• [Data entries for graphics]
.....

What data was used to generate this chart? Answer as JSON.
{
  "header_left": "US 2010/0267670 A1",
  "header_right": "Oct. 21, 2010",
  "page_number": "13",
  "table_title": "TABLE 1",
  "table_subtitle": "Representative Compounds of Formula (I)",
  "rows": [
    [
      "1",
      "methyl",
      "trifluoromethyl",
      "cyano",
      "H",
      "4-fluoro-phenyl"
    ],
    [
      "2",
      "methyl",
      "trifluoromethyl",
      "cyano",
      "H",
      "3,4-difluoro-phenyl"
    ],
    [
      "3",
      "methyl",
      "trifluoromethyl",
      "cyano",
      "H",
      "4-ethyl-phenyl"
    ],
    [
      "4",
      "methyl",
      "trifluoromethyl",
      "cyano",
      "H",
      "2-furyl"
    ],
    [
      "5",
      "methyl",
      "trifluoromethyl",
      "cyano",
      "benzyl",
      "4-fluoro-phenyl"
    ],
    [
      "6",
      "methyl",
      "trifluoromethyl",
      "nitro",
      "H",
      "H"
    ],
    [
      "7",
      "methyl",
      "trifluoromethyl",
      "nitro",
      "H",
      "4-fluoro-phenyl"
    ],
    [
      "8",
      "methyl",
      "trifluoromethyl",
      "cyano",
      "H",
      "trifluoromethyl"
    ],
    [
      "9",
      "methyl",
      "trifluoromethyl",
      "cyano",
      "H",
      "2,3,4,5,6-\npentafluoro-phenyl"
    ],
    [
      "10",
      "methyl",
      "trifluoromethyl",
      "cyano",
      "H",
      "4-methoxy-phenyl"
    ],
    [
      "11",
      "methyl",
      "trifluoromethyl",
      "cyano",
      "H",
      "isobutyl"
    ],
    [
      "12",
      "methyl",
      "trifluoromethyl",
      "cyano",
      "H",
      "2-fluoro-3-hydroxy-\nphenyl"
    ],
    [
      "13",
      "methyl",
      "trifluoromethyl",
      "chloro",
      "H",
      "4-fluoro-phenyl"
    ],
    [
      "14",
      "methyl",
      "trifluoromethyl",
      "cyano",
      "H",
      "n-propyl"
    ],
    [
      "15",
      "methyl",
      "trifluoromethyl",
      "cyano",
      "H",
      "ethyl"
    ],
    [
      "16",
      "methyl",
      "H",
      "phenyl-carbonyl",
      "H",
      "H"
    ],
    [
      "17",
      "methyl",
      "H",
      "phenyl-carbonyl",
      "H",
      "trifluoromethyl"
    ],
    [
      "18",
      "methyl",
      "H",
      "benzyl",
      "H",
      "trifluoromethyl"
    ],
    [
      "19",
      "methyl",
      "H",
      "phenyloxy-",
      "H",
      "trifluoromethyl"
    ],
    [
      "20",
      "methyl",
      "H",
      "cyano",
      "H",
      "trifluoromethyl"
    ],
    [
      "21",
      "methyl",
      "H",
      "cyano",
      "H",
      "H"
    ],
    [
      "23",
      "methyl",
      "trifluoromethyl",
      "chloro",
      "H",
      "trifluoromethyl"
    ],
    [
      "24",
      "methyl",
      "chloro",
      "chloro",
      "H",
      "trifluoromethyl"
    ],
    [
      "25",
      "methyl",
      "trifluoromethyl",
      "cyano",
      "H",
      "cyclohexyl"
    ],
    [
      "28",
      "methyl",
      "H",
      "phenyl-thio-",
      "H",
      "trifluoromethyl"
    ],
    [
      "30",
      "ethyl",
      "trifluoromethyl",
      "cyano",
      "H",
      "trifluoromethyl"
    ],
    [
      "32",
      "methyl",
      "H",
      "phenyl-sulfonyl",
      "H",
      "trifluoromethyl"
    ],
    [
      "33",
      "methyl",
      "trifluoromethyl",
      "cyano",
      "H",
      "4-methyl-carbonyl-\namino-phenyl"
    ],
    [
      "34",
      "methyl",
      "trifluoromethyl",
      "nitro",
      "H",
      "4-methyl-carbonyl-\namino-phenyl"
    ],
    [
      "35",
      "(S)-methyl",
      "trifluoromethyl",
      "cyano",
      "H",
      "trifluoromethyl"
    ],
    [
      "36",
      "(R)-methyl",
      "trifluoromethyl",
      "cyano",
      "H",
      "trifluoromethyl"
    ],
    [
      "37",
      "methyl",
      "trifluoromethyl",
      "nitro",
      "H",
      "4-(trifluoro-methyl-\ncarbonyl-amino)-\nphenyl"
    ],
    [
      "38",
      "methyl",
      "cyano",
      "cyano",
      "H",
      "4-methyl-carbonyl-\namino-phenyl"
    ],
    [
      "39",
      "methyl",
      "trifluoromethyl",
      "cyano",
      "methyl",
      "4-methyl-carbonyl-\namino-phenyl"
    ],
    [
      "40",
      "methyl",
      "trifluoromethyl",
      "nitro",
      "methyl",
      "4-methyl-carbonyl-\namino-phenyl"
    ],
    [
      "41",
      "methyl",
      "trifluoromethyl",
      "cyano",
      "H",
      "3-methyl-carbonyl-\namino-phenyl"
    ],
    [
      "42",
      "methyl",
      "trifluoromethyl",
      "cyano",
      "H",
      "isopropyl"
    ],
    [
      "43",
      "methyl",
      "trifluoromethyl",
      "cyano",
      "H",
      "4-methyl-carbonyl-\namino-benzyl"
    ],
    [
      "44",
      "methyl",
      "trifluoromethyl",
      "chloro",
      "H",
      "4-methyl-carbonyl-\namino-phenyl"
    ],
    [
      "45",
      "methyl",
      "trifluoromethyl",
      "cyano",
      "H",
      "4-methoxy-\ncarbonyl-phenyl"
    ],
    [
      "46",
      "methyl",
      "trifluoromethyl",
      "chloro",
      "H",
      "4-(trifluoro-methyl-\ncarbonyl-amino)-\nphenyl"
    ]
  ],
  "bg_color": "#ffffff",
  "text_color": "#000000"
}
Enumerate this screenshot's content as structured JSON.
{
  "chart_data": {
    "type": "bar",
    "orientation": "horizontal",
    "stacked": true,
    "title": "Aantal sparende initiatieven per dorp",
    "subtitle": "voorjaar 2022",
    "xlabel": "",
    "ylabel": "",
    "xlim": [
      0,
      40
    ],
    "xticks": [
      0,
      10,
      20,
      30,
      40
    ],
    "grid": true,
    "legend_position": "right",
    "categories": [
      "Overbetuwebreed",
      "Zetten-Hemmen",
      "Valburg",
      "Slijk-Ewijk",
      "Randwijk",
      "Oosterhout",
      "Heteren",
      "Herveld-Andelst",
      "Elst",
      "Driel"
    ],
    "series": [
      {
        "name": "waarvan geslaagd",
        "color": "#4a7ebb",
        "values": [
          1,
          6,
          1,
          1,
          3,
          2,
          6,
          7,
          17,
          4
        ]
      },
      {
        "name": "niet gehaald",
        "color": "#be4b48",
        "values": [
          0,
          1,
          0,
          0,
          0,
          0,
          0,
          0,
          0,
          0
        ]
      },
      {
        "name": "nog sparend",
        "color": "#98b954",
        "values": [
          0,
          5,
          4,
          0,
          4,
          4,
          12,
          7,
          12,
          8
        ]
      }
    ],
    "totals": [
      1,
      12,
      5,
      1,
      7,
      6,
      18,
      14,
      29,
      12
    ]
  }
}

.....

• [Problem]
Every entry must be quoted exactly as it appears above.

• [Answer for the task]
What data was used to generate this chart? Answer as JSON.
{
  "header_left": "US 2010/0267670 A1",
  "header_right": "Oct. 21, 2010",
  "page_number": "13",
  "table_title": "TABLE 1",
  "table_subtitle": "Representative Compounds of Formula (I)",
  "rows": [
    [
      "1",
      "methyl",
      "trifluoromethyl",
      "cyano",
      "H",
      "4-fluoro-phenyl"
    ],
    [
      "2",
      "methyl",
      "trifluoromethyl",
      "cyano",
      "H",
      "3,4-difluoro-phenyl"
    ],
    [
      "3",
      "methyl",
      "trifluoromethyl",
      "cyano",
      "H",
      "4-ethyl-phenyl"
    ],
    [
      "4",
      "methyl",
      "trifluoromethyl",
      "cyano",
      "H",
      "2-furyl"
    ],
    [
      "5",
      "methyl",
      "trifluoromethyl",
      "cyano",
      "benzyl",
      "4-fluoro-phenyl"
    ],
    [
      "6",
      "methyl",
      "trifluoromethyl",
      "nitro",
      "H",
      "H"
    ],
    [
      "7",
      "methyl",
      "trifluoromethyl",
      "nitro",
      "H",
      "4-fluoro-phenyl"
    ],
    [
      "8",
      "methyl",
      "trifluoromethyl",
      "cyano",
      "H",
      "trifluoromethyl"
    ],
    [
      "9",
      "methyl",
      "trifluoromethyl",
      "cyano",
      "H",
      "2,3,4,5,6-\npentafluoro-phenyl"
    ],
    [
      "10",
      "methyl",
      "trifluoromethyl",
      "cyano",
      "H",
      "4-methoxy-phenyl"
    ],
    [
      "11",
      "methyl",
      "trifluoromethyl",
      "cyano",
      "H",
      "isobutyl"
    ],
    [
      "12",
      "methyl",
      "trifluoromethyl",
      "cyano",
      "H",
      "2-fluoro-3-hydroxy-\nphenyl"
    ],
    [
      "13",
      "methyl",
      "trifluoromethyl",
      "chloro",
      "H",
      "4-fluoro-phenyl"
    ],
    [
      "14",
      "methyl",
      "trifluoromethyl",
      "cyano",
      "H",
      "n-propyl"
    ],
    [
      "15",
      "methyl",
      "trifluoromethyl",
      "cyano",
      "H",
      "ethyl"
    ],
    [
      "16",
      "methyl",
      "H",
      "phenyl-carbonyl",
      "H",
      "H"
    ],
    [
      "17",
      "methyl",
      "H",
      "phenyl-carbonyl",
      "H",
      "trifluoromethyl"
    ],
    [
      "18",
      "methyl",
      "H",
      "benzyl",
      "H",
      "trifluoromethyl"
    ],
    [
      "19",
      "methyl",
      "H",
      "phenyloxy-",
      "H",
      "trifluoromethyl"
    ],
    [
      "20",
      "methyl",
      "H",
      "cyano",
      "H",
      "trifluoromethyl"
    ],
    [
      "21",
      "methyl",
      "H",
      "cyano",
      "H",
      "H"
    ],
    [
      "23",
      "methyl",
      "trifluoromethyl",
      "chloro",
      "H",
      "trifluoromethyl"
    ],
    [
      "24",
      "methyl",
      "chloro",
      "chloro",
      "H",
      "trifluoromethyl"
    ],
    [
      "25",
      "methyl",
      "trifluoromethyl",
      "cyano",
      "H",
      "cyclohexyl"
    ],
    [
      "28",
      "methyl",
      "H",
      "phenyl-thio-",
      "H",
      "trifluoromethyl"
    ],
    [
      "30",
      "ethyl",
      "trifluoromethyl",
      "cyano",
      "H",
      "trifluoromethyl"
    ],
    [
      "32",
      "methyl",
      "H",
      "phenyl-sulfonyl",
      "H",
      "trifluoromethyl"
    ],
    [
      "33",
      "methyl",
      "trifluoromethyl",
      "cyano",
      "H",
      "4-methyl-carbonyl-\namino-phenyl"
    ],
    [
      "34",
      "methyl",
      "trifluoromethyl",
      "nitro",
      "H",
      "4-methyl-carbonyl-\namino-phenyl"
    ],
    [
      "35",
      "(S)-methyl",
      "trifluoromethyl",
      "cyano",
      "H",
      "trifluoromethyl"
    ],
    [
      "36",
      "(R)-methyl",
      "trifluoromethyl",
      "cyano",
      "H",
      "trifluoromethyl"
    ],
    [
      "37",
      "methyl",
      "trifluoromethyl",
      "nitro",
      "H",
      "4-(trifluoro-methyl-\ncarbonyl-amino)-\nphenyl"
    ],
    [
      "38",
      "methyl",
      "cyano",
      "cyano",
      "H",
      "4-methyl-carbonyl-\namino-phenyl"
    ],
    [
      "39",
      "methyl",
      "trifluoromethyl",
      "cyano",
      "methyl",
      "4-methyl-carbonyl-\namino-phenyl"
    ],
    [
      "40",
      "methyl",
      "trifluoromethyl",
      "nitro",
      "methyl",
      "4-methyl-carbonyl-\namino-phenyl"
    ],
    [
      "41",
      "methyl",
      "trifluoromethyl",
      "cyano",
      "H",
      "3-methyl-carbonyl-\namino-phenyl"
    ],
    [
      "42",
      "methyl",
      "trifluoromethyl",
      "cyano",
      "H",
      "isopropyl"
    ],
    [
      "43",
      "methyl",
      "trifluoromethyl",
      "cyano",
      "H",
      "4-methyl-carbonyl-\namino-benzyl"
    ],
    [
      "44",
      "methyl",
      "trifluoromethyl",
      "chloro",
      "H",
      "4-methyl-carbonyl-\namino-phenyl"
    ],
    [
      "45",
      "methyl",
      "trifluoromethyl",
      "cyano",
      "H",
      "4-methoxy-\ncarbonyl-phenyl"
    ],
    [
      "46",
      "methyl",
      "trifluoromethyl",
      "chloro",
      "H",
      "4-(trifluoro-methyl-\ncarbonyl-amino)-\nphenyl"
    ]
  ],
  "bg_color": "#ffffff",
  "text_color": "#000000"
}
Enumerate this screenshot's content as structured JSON.
{
  "chart_data": {
    "type": "bar",
    "orientation": "horizontal",
    "stacked": true,
    "title": "Aantal sparende initiatieven per dorp",
    "subtitle": "voorjaar 2022",
    "xlabel": "",
    "ylabel": "",
    "xlim": [
      0,
      40
    ],
    "xticks": [
      0,
      10,
      20,
      30,
      40
    ],
    "grid": true,
    "legend_position": "right",
    "categories": [
      "Overbetuwebreed",
      "Zetten-Hemmen",
      "Valburg",
      "Slijk-Ewijk",
      "Randwijk",
      "Oosterhout",
      "Heteren",
      "Herveld-Andelst",
      "Elst",
      "Driel"
    ],
    "series": [
      {
        "name": "waarvan geslaagd",
        "color": "#4a7ebb",
        "values": [
          1,
          6,
          1,
          1,
          3,
          2,
          6,
          7,
          17,
          4
        ]
      },
      {
        "name": "niet gehaald",
        "color": "#be4b48",
        "values": [
          0,
          1,
          0,
          0,
          0,
          0,
          0,
          0,
          0,
          0
        ]
      },
      {
        "name": "nog sparend",
        "color": "#98b954",
        "values": [
          0,
          5,
          4,
          0,
          4,
          4,
          12,
          7,
          12,
          8
        ]
      }
    ],
    "totals": [
      1,
      12,
      5,
      1,
      7,
      6,
      18,
      14,
      29,
      12
    ]
  }
}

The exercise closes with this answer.